■ Given request
Gather every line of the items below that contains the string "Beranda", treating case as significant.

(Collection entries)
--------------------------------------------------

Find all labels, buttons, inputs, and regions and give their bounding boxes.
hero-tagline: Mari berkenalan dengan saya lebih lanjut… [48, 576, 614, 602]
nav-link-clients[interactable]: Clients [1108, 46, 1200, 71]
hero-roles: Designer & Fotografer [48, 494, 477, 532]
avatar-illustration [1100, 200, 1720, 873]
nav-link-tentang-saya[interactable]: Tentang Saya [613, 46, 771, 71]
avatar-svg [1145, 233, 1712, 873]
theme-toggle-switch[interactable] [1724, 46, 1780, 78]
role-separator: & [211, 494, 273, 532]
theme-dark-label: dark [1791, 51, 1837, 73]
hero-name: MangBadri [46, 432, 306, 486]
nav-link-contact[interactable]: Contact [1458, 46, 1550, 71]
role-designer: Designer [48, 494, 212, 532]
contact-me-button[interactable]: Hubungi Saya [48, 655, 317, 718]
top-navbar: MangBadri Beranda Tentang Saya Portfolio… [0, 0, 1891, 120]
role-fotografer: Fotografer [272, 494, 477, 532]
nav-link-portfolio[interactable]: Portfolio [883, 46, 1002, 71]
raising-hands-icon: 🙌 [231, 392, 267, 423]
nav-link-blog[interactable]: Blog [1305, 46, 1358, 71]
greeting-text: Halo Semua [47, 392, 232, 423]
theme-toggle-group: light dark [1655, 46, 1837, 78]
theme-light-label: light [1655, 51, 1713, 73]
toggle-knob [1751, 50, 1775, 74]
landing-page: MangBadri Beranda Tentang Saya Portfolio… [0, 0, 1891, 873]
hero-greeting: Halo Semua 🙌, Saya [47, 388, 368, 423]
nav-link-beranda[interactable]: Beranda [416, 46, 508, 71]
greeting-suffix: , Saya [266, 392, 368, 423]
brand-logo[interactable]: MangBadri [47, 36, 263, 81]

--------------------------------------------------

■ Solution
top-navbar: MangBadri Beranda Tentang Saya Portfolio… [0, 0, 1891, 120]
landing-page: MangBadri Beranda Tentang Saya Portfolio… [0, 0, 1891, 873]
nav-link-beranda[interactable]: Beranda [416, 46, 508, 71]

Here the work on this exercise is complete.